--- start ---

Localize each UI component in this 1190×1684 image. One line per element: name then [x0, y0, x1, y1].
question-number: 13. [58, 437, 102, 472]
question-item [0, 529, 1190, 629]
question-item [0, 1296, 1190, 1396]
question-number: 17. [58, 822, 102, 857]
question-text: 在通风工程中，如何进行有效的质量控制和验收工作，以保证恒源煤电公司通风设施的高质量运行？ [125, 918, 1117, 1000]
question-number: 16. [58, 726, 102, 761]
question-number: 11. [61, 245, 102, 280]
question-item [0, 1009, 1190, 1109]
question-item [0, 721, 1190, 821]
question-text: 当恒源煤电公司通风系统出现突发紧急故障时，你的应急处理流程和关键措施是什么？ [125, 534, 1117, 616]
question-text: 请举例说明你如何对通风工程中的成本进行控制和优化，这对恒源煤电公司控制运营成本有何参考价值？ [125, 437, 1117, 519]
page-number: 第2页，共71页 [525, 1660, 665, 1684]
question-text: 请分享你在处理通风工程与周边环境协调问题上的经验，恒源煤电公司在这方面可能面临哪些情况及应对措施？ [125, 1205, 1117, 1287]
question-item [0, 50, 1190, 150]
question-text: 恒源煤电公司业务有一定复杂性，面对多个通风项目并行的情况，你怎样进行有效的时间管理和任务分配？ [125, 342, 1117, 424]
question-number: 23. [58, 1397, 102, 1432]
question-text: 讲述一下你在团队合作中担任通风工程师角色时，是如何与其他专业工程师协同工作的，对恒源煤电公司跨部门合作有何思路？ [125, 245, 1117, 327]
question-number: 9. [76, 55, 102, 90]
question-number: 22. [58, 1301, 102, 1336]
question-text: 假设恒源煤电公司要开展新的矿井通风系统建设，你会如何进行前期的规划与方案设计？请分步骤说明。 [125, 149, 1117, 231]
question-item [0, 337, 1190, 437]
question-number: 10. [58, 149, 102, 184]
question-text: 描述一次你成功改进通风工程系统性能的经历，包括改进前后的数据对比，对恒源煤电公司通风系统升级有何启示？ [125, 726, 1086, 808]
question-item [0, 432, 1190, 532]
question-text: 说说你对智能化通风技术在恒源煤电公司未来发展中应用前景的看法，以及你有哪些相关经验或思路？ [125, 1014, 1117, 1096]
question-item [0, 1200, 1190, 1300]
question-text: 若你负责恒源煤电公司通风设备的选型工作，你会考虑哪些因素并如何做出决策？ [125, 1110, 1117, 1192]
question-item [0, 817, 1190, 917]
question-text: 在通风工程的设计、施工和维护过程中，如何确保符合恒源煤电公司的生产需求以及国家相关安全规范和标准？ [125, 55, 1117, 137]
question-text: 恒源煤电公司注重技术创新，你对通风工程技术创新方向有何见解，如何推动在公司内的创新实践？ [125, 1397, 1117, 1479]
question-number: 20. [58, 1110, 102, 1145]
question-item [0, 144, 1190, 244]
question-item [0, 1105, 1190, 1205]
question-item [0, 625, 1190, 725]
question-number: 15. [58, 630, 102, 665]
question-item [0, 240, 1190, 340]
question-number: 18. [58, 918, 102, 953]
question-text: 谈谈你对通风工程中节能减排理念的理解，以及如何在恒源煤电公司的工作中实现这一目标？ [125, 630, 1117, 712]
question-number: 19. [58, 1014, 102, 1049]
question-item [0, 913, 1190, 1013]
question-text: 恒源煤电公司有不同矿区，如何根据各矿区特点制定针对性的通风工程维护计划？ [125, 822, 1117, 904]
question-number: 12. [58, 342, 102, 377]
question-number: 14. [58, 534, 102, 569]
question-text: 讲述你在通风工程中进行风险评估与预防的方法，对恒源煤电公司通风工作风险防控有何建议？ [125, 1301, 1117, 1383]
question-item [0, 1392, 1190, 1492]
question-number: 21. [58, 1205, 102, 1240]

--- end ---

> _Written instruction_: Reproduce the material word for word from its first line down to and including the line with "question-item [0, 721, 1190, 821]".

> _Solution for this task_:
Localize each UI component in this 1190×1684 image. One line per element: name then [x0, y0, x1, y1].
question-number: 13. [58, 437, 102, 472]
question-item [0, 529, 1190, 629]
question-item [0, 1296, 1190, 1396]
question-number: 17. [58, 822, 102, 857]
question-text: 在通风工程中，如何进行有效的质量控制和验收工作，以保证恒源煤电公司通风设施的高质量运行？ [125, 918, 1117, 1000]
question-number: 16. [58, 726, 102, 761]
question-number: 11. [61, 245, 102, 280]
question-item [0, 1009, 1190, 1109]
question-item [0, 721, 1190, 821]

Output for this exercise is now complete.